### Set exercise
Write the data out again, character for character, with no images.
>>>>
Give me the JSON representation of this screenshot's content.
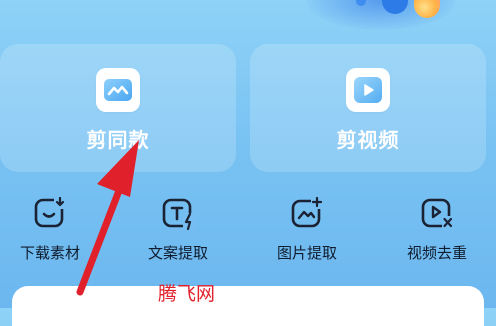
{
  "cards": [
    {
      "label": "剪同款",
      "icon": "template-icon"
    },
    {
      "label": "剪视频",
      "icon": "play-icon"
    }
  ],
  "tools": [
    {
      "label": "下载素材",
      "icon": "download-icon"
    },
    {
      "label": "文案提取",
      "icon": "text-extract-icon"
    },
    {
      "label": "图片提取",
      "icon": "image-extract-icon"
    },
    {
      "label": "视频去重",
      "icon": "video-dedupe-icon"
    }
  ],
  "watermark": "腾飞网",
  "colors": {
    "accent": "#5aa7ee",
    "icon_bg": "#ffffff",
    "annotation_arrow": "#e0202a"
  }
}
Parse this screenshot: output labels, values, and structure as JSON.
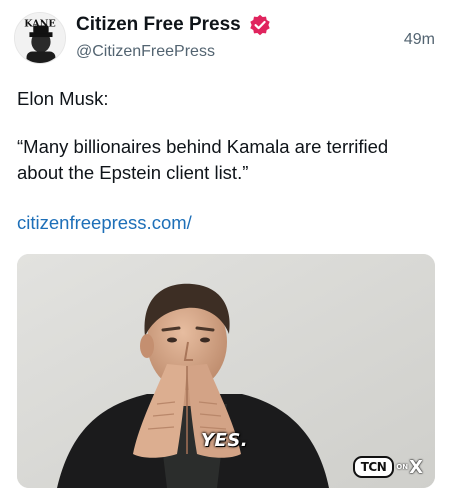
{
  "post": {
    "author": {
      "avatar_text": "KANE",
      "display_name": "Citizen Free Press",
      "verified_icon": "verified-badge-icon",
      "verified_color": "#e0245e",
      "handle": "@CitizenFreePress"
    },
    "timestamp": "49m",
    "body": {
      "line_1": "Elon Musk:",
      "line_2": "“Many billionaires behind Kamala are terrified",
      "line_3": "about the Epstein client list.”"
    },
    "link": {
      "text": "citizenfreepress.com/",
      "color": "#1d6fb8"
    },
    "media": {
      "caption": "YES.",
      "watermark": {
        "badge": "TCN",
        "on": "ON",
        "platform": "X"
      }
    }
  }
}
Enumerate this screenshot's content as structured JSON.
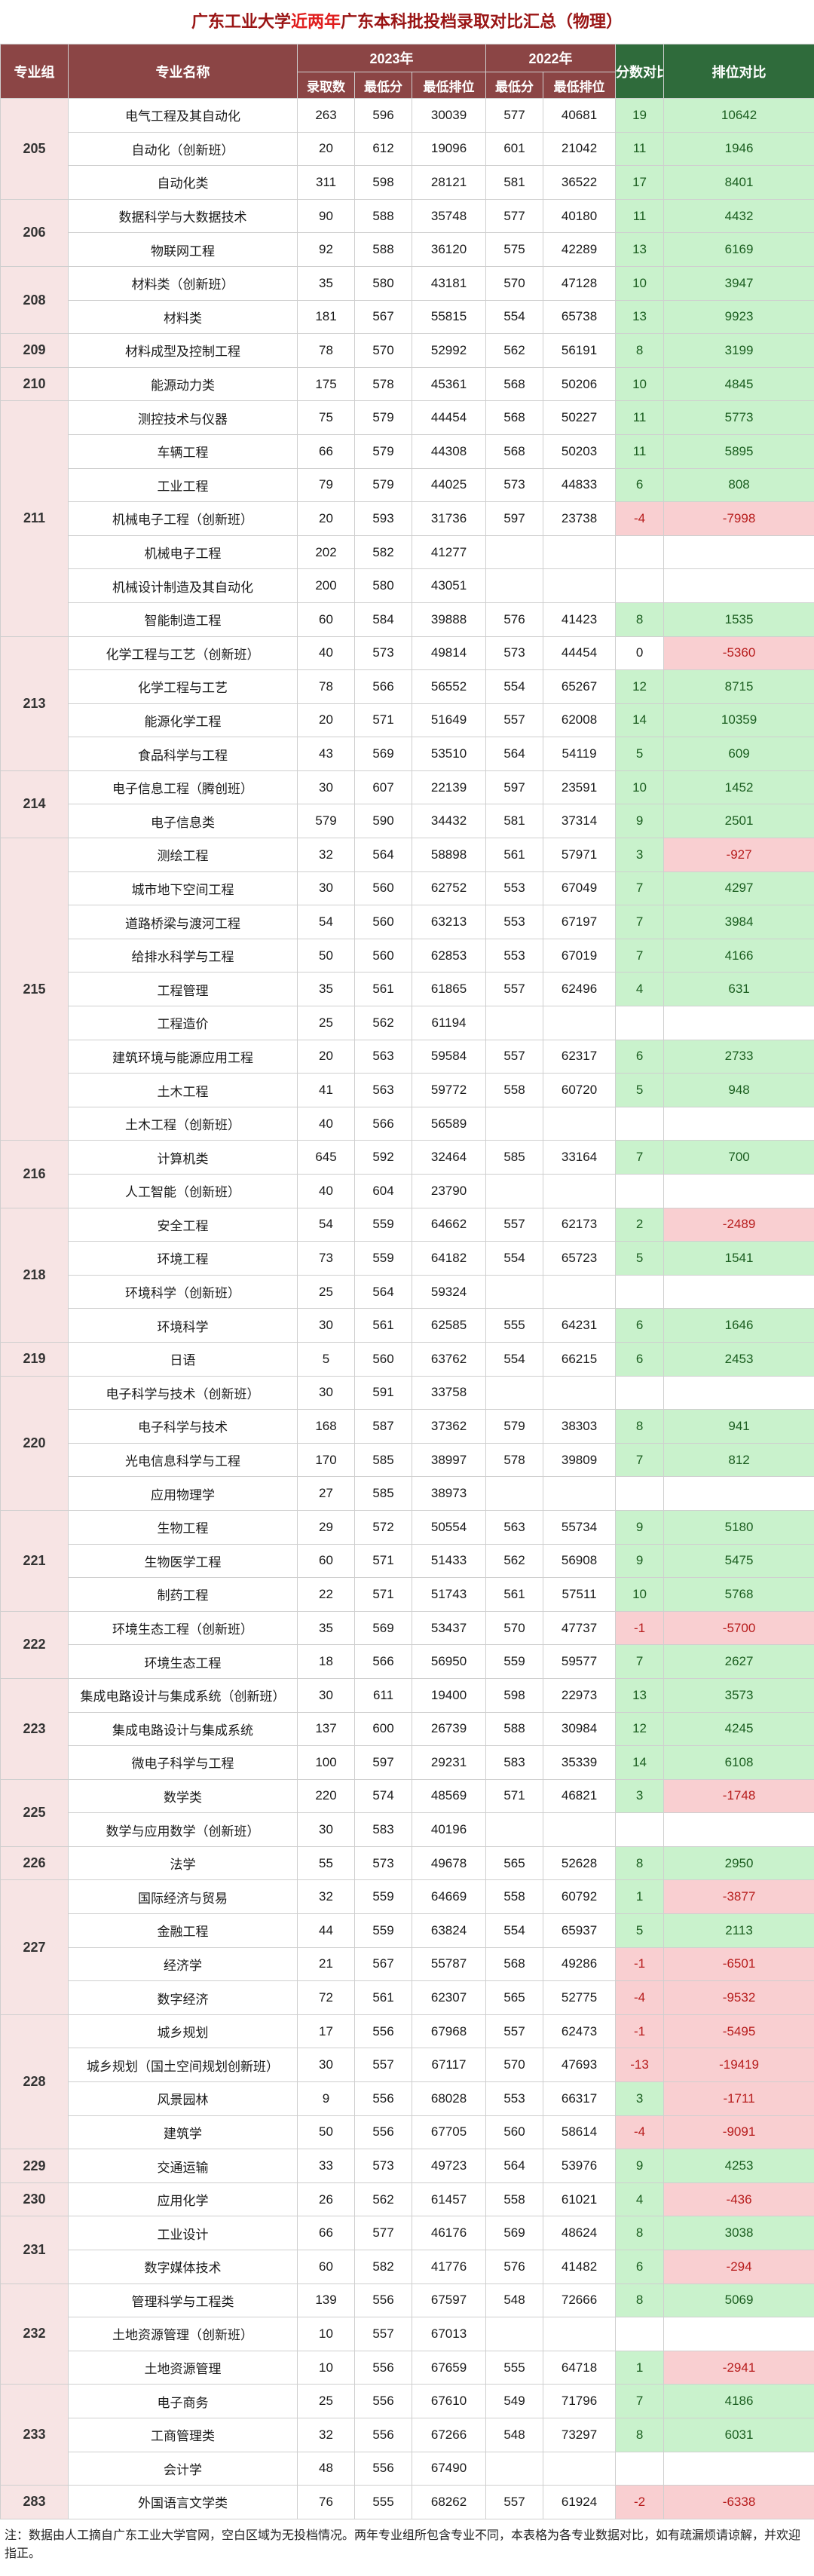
<<<<
### Result
Give me the JSON representation of this screenshot's content.
{
  "cards": [
    {
      "label": "剪同款",
      "icon": "template-icon"
    },
    {
      "label": "剪视频",
      "icon": "play-icon"
    }
  ],
  "tools": [
    {
      "label": "下载素材",
      "icon": "download-icon"
    },
    {
      "label": "文案提取",
      "icon": "text-extract-icon"
    },
    {
      "label": "图片提取",
      "icon": "image-extract-icon"
    },
    {
      "label": "视频去重",
      "icon": "video-dedupe-icon"
    }
  ],
  "watermark": "腾飞网",
  "colors": {
    "accent": "#5aa7ee",
    "icon_bg": "#ffffff",
    "annotation_arrow": "#e0202a"
  }
}
Parse this screenshot: output labels, values, and structure as JSON.
{
  "post": {
    "author": {
      "avatar_text": "KANE",
      "display_name": "Citizen Free Press",
      "verified_icon": "verified-badge-icon",
      "verified_color": "#e0245e",
      "handle": "@CitizenFreePress"
    },
    "timestamp": "49m",
    "body": {
      "line_1": "Elon Musk:",
      "line_2": "“Many billionaires behind Kamala are terrified",
      "line_3": "about the Epstein client list.”"
    },
    "link": {
      "text": "citizenfreepress.com/",
      "color": "#1d6fb8"
    },
    "media": {
      "caption": "YES.",
      "watermark": {
        "badge": "TCN",
        "on": "ON",
        "platform": "X"
      }
    }
  }
}
Enumerate this screenshot's content as structured JSON.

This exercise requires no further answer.